*Extract:*
>>>>>
# Old time Rock Island passenger cars



## flyboy2610 (Jan 20, 2010)

I have been trying to find some 1860's-1910 era passenger cars for the Rock Island. I have looked all over everywhere! Absolutely no luck! Does anyone know who makes these?
I have a Rock Island 2-6-0 Mogul that I want to run them behind on my layout. Sort of a retro excursion train type of thing. My dad used to work for the Rock Island, and I want to do this in his memory.
If anyone knows where I can find some of these, I would appreciate it. Thanks much!


----------



## tooter (Feb 26, 2010)

Hey fly, 

For old fashioned 1800's rolling stock my favorite brand is Roundhouse... 










This is an old discontinued Roundhouse 34' three car passenger set I got off Ebay. It was in halfway decent condition. I've since fixed the railings, the brake wheels, and put new Kadees on them. Recently I got the fourth car of the set, a mail van, but it's a different color and needs to be painted to match the others...









These Old Time cars turn up regularly on ebay... although they may not be the road name you are seeking. But you can always repaint and decal them.

If you're looking for an *open* excursion car, ModelTrainStuff.com has these heavily discounted closeouts on sale for only $18! 










I just ordered an even *cheaper *closed excursion car from them. It's also on sale for just $15!  Both of these high quality Bachmann Silver Series cars are *50%* off retail.











Gonna chop it down into a shorty... 

Greg


----------



## flyboy2610 (Jan 20, 2010)

I have seen those Roundhouse sets on several sites. They are nice, and a decent price, but I was hoping to find some Rock Island cars. I guess I could repaint and decal if needed, though.
<<<<<
*Set task A:* In the Rock Island passenger car thread, what locomotive does flyboy2610 plan to run the cars behind?
*Set task B:* Please list everything tooter says he fixed or replaced on the Roundhouse three-car set in the Rock Island passenger car thread.
*Set task C:* Carry the Rock Island passenger car thread forward from its last post.
The data after this point has nothing to do with the Rock Island passenger car thread.

*Raw data:*
>>>>>
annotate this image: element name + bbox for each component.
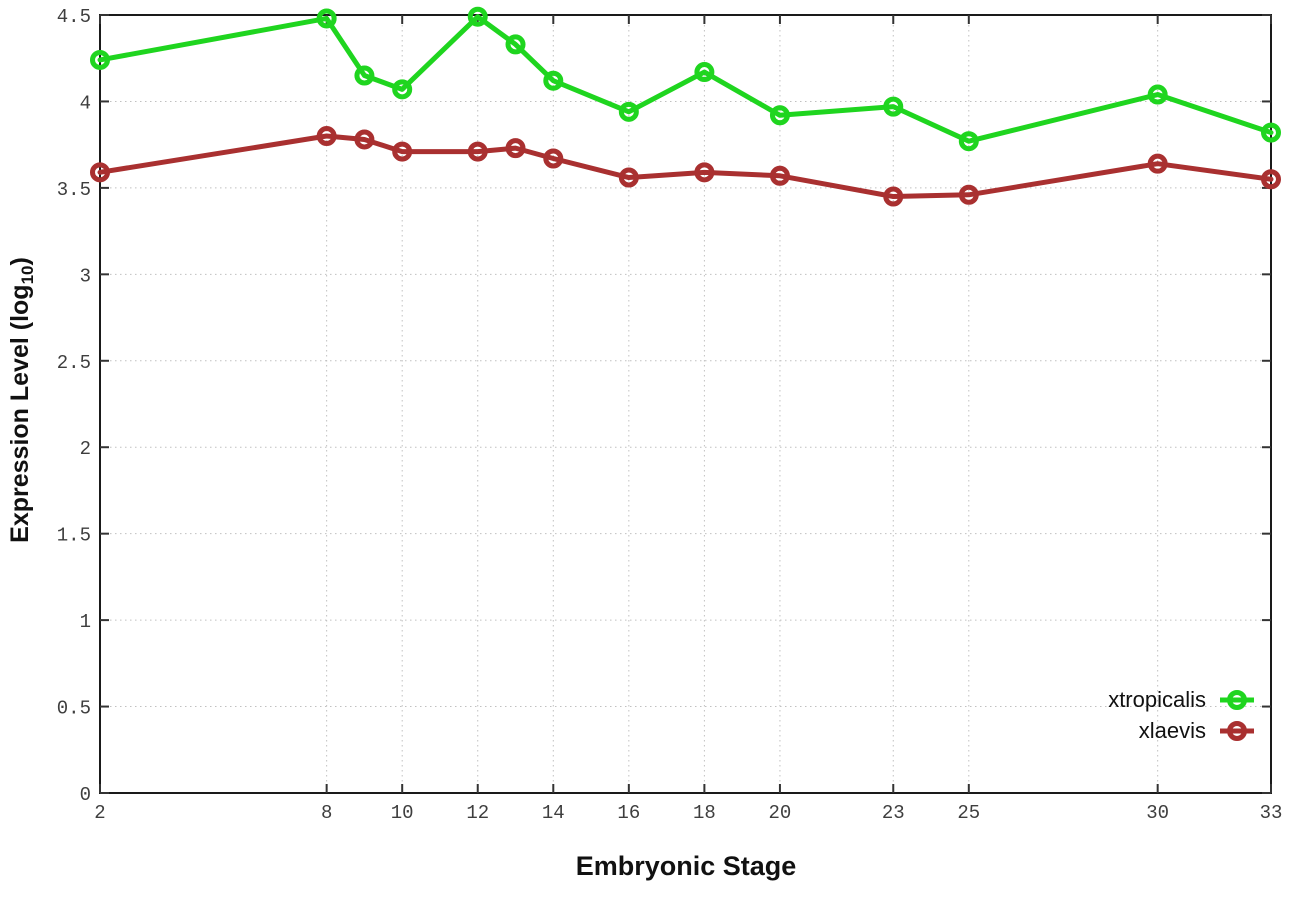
<<<<<
*Exercise output A:* A Rock Island 2-6-0 Mogul.

*Exercise output B:* The railings, the brake wheels, and the couplers (new Kadees).

*Exercise output C:*
Does anyone know what color scheme they used back then? I haven't even been able to find any pictures.


----------



## novice (Feb 2, 2011)

I love the look of those things - gotta get me some for my layout.


----------



## tooter (Feb 26, 2010)

flyboy2610 said:


> I have seen those Roundhouse sets on several sites. They are nice, and a decent price, but I was hoping to find some Rock Island cars. I guess I could repaint and decal if needed, though.
> Does anyone know what color scheme they used back then? I haven't even been able to find any pictures.


I've never seen Old Time Roundhouse cars with a Rock Island roadname. Did a real world prototype ever exist? If they didn't, you could always just make up your own colors. 

Greg


----------



## tooter (Feb 26, 2010)

novice said:


> I love the look of those things - gotta get me some for my layout.


There's always a few loose ones floating around on Ebay auctions. 

Search: HO Roundhouse

Just looked... here's a beautiful brand new Roundhouse Santa Fe Overton set on Ebay for about $16 per car...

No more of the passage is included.